> **GIVEN TASK**
Look through the records below, and copy out every line that holds the string "screenshot".

> **TASK INPUT**
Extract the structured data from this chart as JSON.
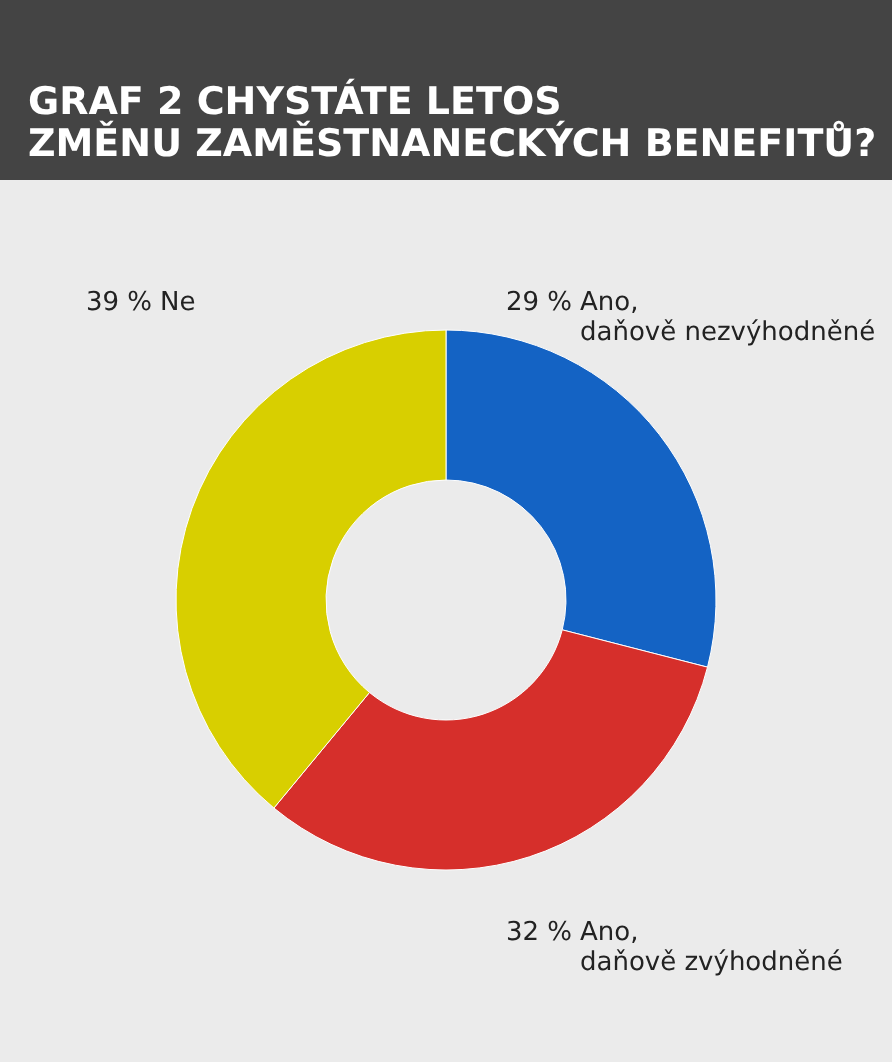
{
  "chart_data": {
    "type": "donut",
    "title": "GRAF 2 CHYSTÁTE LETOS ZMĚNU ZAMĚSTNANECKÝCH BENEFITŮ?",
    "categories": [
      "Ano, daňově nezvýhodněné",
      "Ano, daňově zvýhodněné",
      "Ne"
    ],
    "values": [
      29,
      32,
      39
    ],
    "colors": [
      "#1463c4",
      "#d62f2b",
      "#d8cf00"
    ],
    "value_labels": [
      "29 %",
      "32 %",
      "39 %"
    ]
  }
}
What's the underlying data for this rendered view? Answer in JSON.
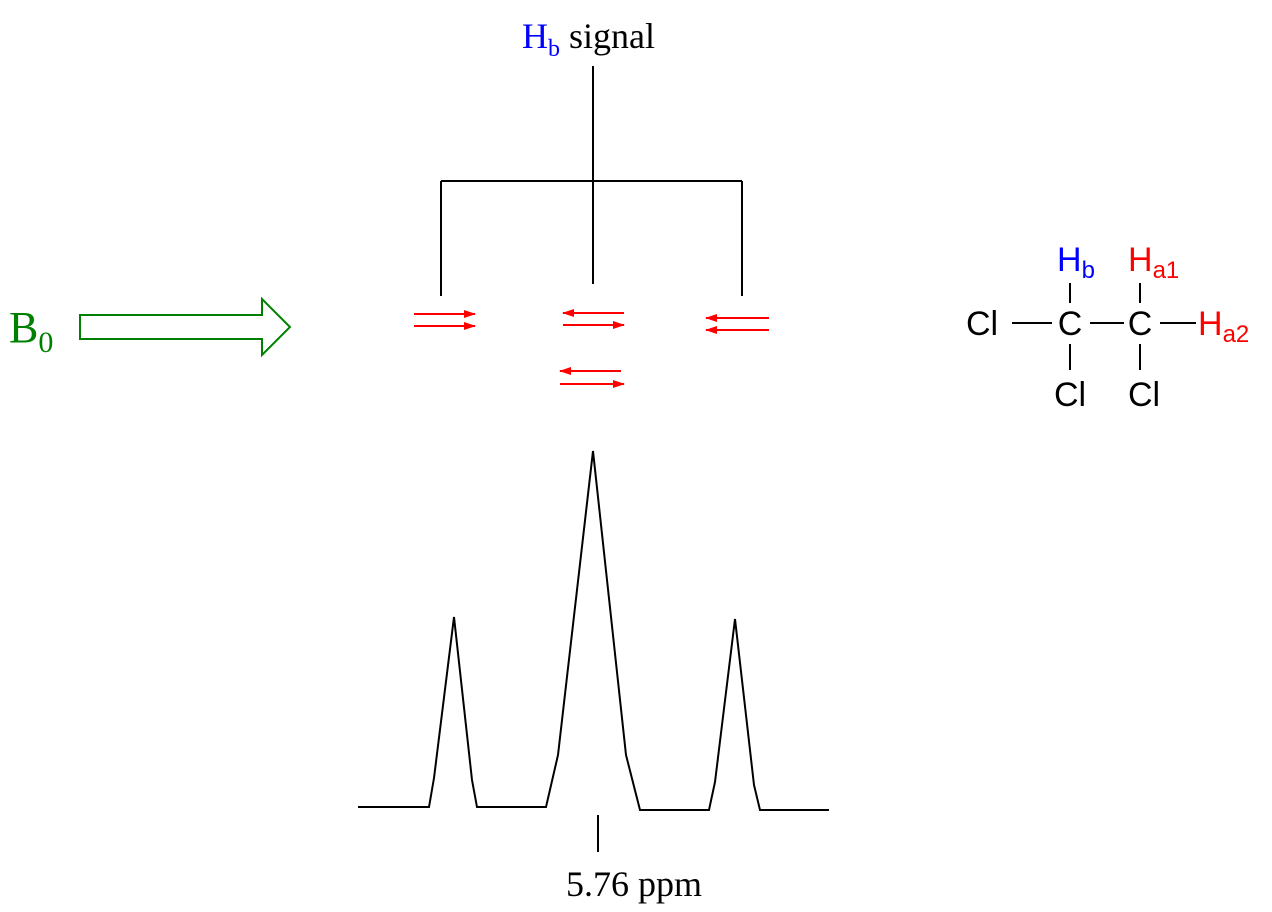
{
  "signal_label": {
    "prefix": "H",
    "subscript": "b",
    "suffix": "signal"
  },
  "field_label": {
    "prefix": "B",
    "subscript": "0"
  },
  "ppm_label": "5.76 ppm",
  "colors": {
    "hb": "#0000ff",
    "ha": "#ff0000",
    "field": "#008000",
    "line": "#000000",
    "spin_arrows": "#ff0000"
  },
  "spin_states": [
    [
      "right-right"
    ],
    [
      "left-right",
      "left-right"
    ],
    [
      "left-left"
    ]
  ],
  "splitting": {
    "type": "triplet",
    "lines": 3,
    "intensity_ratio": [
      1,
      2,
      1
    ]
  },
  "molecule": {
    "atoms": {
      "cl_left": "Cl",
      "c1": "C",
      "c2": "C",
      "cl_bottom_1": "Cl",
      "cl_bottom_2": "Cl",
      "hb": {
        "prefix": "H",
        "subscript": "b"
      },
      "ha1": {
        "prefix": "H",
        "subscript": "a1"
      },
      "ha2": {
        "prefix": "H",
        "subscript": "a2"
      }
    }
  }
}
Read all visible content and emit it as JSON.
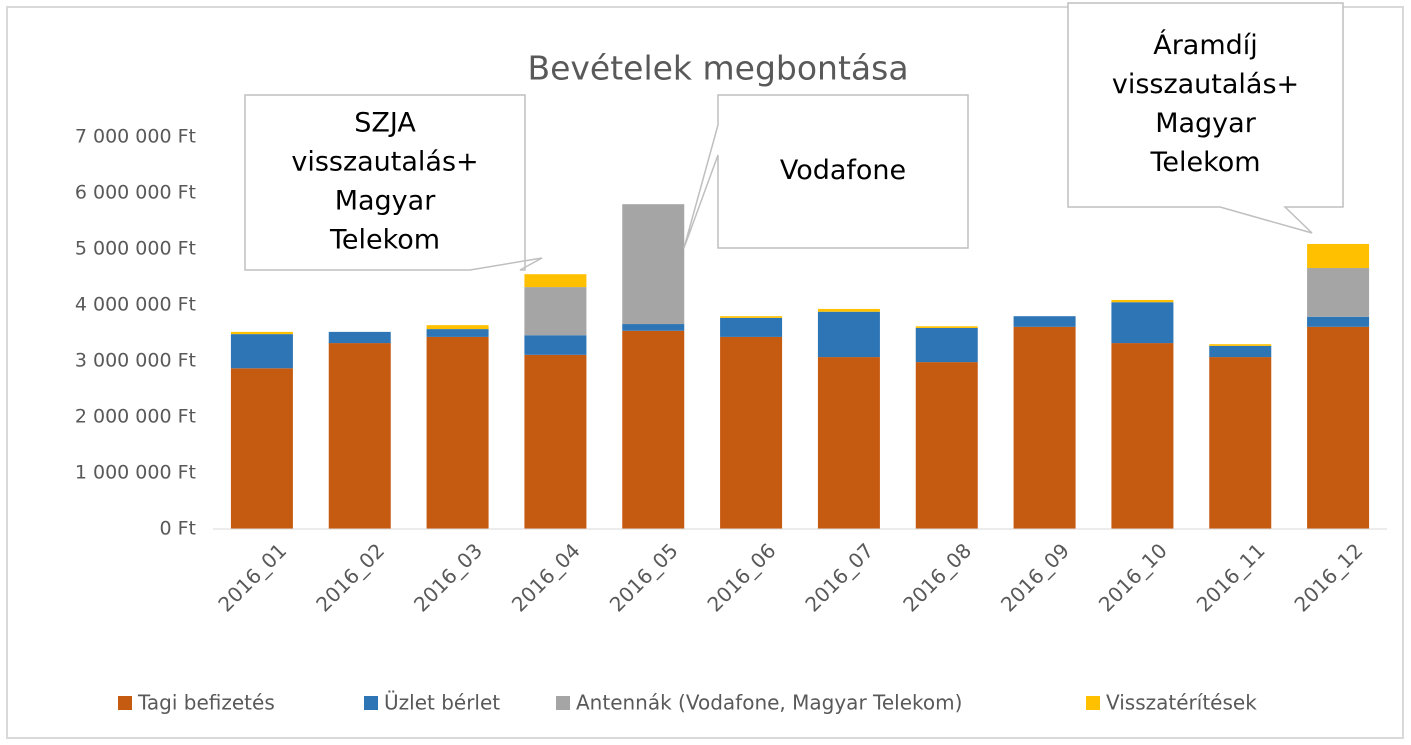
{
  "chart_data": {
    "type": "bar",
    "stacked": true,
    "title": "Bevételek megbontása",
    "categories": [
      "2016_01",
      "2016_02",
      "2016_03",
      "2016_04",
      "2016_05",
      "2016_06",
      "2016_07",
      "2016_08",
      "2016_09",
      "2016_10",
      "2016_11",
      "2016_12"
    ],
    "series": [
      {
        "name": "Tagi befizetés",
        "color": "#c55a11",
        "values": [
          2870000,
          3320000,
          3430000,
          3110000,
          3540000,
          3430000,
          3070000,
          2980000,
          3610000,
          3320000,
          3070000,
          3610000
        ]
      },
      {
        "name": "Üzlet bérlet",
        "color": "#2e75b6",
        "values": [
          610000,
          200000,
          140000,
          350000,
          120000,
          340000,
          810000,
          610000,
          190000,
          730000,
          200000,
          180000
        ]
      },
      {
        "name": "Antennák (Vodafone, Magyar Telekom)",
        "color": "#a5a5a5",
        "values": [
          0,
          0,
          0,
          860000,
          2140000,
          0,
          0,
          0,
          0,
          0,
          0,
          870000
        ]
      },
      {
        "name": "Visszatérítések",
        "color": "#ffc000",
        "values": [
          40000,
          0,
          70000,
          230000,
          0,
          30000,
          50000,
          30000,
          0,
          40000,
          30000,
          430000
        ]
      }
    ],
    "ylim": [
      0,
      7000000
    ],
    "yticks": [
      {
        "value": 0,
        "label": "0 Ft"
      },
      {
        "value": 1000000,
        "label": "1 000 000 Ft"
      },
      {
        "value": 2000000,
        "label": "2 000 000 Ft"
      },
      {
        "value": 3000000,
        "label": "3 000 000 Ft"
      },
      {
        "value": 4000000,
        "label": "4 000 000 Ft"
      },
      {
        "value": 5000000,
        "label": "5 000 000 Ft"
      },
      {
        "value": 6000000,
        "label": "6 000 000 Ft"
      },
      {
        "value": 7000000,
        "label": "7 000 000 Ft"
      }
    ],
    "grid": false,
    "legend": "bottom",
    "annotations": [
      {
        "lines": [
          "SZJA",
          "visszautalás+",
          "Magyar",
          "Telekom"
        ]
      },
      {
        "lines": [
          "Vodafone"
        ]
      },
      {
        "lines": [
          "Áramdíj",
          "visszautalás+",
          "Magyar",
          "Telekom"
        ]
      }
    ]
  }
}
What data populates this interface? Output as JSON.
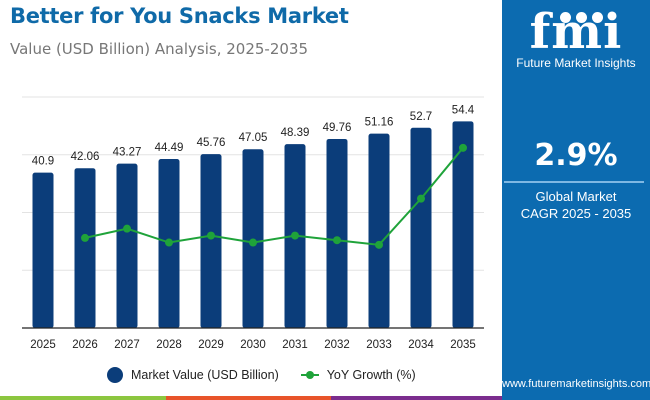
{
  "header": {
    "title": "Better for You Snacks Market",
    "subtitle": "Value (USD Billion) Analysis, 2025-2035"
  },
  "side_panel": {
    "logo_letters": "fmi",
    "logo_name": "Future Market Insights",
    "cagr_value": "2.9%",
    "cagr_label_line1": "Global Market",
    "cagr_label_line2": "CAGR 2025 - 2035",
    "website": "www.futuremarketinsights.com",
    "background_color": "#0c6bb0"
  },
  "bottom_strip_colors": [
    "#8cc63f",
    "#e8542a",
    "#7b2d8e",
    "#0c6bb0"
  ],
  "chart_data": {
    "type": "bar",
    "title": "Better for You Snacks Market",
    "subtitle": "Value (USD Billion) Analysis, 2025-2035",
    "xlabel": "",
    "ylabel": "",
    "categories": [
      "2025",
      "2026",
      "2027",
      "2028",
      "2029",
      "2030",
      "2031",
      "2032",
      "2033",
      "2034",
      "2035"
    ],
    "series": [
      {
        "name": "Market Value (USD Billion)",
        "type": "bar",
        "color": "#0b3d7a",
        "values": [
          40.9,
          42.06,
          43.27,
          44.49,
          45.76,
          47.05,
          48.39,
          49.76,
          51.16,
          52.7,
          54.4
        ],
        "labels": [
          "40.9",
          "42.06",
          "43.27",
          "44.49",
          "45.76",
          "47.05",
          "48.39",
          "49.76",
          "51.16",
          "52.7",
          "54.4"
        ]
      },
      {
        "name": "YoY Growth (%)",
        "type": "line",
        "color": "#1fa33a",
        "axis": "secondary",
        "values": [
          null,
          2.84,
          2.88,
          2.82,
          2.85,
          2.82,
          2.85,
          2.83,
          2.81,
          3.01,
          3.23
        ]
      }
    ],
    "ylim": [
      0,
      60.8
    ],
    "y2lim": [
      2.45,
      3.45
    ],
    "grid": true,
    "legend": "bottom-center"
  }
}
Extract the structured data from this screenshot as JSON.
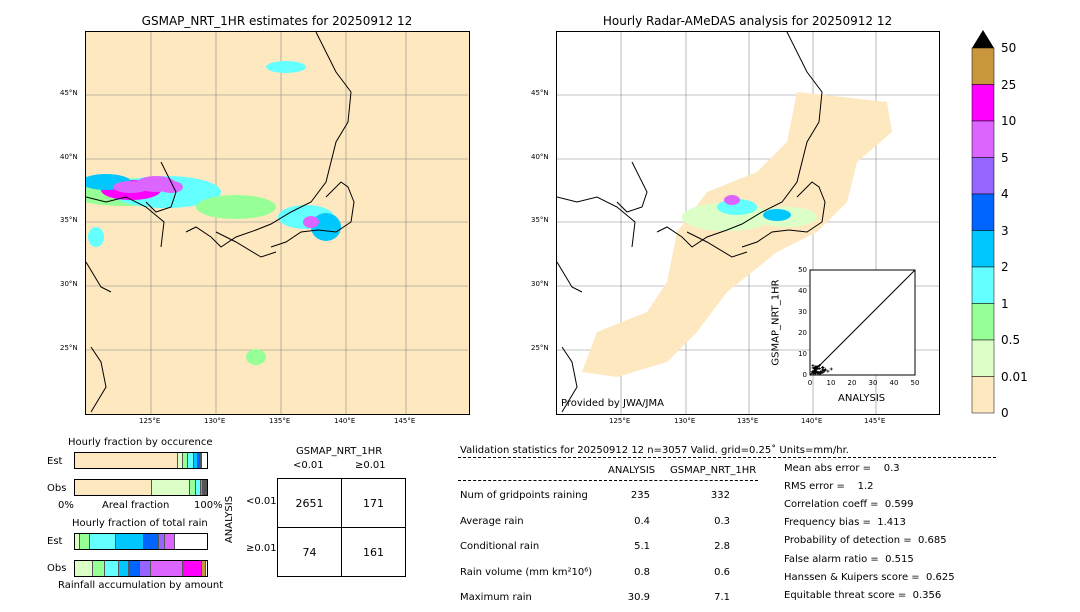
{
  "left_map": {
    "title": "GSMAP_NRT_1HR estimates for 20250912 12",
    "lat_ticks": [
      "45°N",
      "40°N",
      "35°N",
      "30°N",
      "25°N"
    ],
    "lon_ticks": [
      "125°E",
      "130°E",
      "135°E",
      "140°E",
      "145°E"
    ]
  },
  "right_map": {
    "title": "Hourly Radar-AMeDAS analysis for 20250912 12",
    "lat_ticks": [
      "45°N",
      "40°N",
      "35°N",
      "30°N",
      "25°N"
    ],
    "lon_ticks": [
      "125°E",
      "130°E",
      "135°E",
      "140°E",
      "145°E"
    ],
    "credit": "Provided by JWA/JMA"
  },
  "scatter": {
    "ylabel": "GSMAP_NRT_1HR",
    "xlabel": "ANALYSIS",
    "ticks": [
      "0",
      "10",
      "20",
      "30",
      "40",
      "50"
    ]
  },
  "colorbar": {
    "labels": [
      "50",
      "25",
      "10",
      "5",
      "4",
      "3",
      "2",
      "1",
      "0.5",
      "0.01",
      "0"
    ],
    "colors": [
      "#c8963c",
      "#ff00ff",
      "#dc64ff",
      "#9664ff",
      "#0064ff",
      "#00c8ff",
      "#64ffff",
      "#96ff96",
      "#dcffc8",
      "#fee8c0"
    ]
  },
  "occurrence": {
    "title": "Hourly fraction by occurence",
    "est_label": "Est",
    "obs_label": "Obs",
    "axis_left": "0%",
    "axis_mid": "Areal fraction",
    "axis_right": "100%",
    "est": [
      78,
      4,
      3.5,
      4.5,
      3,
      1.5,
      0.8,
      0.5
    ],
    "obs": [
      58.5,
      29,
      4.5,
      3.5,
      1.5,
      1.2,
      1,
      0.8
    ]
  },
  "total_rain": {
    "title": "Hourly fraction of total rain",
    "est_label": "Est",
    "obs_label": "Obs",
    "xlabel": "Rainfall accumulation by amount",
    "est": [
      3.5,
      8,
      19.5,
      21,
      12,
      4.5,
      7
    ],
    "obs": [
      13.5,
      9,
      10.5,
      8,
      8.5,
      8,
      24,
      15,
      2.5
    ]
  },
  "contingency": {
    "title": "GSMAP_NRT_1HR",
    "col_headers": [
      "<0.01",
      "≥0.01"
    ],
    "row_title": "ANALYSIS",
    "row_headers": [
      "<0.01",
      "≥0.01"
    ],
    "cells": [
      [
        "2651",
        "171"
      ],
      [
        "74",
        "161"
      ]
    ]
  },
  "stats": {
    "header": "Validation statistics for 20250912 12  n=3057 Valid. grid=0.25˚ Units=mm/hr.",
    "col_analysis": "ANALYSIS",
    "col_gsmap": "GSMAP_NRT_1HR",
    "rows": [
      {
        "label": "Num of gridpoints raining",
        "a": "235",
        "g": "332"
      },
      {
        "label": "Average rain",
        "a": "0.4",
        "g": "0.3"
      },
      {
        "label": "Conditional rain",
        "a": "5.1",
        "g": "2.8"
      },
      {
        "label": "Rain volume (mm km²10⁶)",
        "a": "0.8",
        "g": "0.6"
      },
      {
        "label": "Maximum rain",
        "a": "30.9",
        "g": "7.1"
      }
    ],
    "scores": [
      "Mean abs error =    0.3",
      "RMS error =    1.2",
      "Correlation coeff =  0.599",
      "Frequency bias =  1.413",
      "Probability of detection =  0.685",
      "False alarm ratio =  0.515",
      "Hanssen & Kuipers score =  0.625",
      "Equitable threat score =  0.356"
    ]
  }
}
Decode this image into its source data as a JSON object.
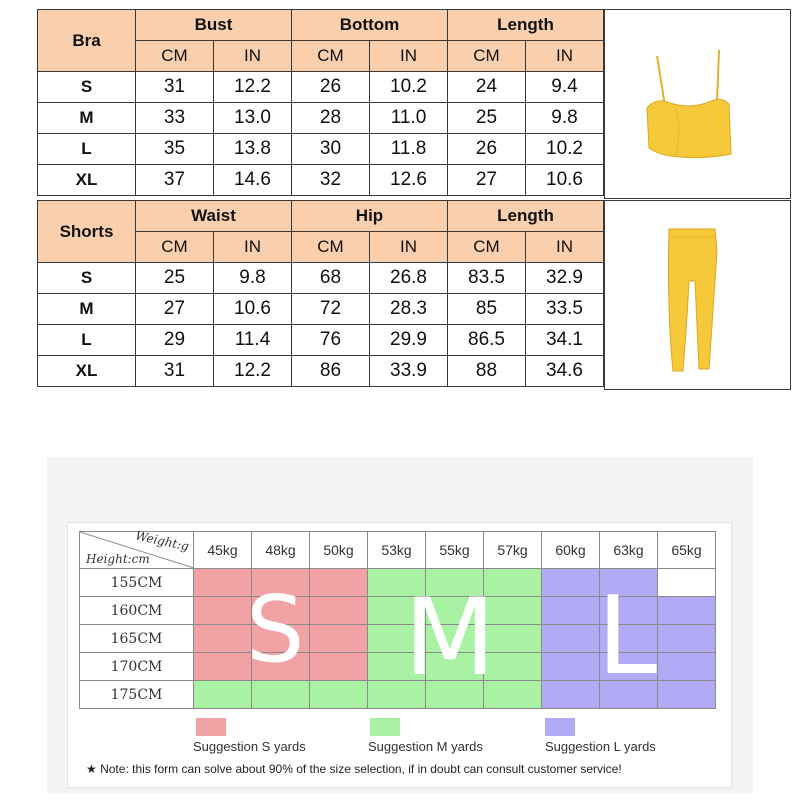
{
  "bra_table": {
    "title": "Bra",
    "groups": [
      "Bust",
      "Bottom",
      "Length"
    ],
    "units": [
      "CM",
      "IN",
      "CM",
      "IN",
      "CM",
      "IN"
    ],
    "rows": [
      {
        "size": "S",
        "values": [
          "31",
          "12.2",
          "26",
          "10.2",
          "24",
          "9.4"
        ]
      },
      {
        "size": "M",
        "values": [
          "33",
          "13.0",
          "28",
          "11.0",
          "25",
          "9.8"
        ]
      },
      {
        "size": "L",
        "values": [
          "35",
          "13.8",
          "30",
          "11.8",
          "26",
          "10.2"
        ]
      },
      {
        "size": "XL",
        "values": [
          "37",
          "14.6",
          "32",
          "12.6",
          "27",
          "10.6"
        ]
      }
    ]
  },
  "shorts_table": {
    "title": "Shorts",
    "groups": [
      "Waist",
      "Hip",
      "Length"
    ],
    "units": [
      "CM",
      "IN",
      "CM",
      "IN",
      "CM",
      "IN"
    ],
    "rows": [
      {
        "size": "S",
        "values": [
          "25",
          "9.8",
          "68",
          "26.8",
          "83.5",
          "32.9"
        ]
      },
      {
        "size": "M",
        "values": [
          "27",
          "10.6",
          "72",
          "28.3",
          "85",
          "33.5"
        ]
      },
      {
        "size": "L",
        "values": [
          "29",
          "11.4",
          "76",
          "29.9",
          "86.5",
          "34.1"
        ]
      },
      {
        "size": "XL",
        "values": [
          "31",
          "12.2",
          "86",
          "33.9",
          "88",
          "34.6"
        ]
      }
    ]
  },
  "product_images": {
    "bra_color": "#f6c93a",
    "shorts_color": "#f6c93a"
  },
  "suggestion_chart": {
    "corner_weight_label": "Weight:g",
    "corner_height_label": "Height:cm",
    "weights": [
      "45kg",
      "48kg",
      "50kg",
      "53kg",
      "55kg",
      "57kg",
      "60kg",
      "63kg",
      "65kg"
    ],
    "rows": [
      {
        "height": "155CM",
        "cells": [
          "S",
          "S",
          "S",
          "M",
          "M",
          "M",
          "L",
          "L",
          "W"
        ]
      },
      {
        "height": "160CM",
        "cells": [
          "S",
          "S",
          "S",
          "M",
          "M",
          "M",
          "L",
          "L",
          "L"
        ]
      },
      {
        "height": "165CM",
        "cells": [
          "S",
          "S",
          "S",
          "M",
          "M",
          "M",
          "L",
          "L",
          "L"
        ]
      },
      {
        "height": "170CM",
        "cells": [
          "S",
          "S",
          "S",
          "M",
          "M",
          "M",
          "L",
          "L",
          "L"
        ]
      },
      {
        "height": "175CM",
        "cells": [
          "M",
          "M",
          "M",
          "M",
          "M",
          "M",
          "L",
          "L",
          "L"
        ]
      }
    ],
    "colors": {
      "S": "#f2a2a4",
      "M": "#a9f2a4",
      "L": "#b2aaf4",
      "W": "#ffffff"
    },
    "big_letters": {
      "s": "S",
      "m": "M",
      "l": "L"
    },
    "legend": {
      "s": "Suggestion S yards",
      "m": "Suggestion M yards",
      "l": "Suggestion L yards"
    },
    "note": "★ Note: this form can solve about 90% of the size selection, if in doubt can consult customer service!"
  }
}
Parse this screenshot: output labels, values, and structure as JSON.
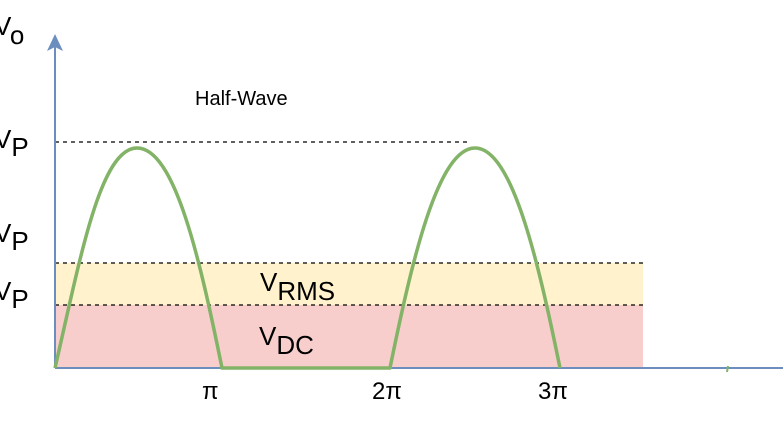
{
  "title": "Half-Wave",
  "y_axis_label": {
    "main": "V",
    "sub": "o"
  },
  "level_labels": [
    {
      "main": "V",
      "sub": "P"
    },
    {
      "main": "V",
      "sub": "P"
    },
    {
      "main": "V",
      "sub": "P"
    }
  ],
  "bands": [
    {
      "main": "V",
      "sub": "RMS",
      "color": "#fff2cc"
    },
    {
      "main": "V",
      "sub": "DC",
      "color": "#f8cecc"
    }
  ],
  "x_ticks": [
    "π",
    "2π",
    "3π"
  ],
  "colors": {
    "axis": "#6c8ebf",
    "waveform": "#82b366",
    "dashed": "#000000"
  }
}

> **SOLUTION TO THIS EXERCISE**
Extract the structured data from this screenshot as JSON.
Parse this screenshot: output labels, values, and structure as JSON.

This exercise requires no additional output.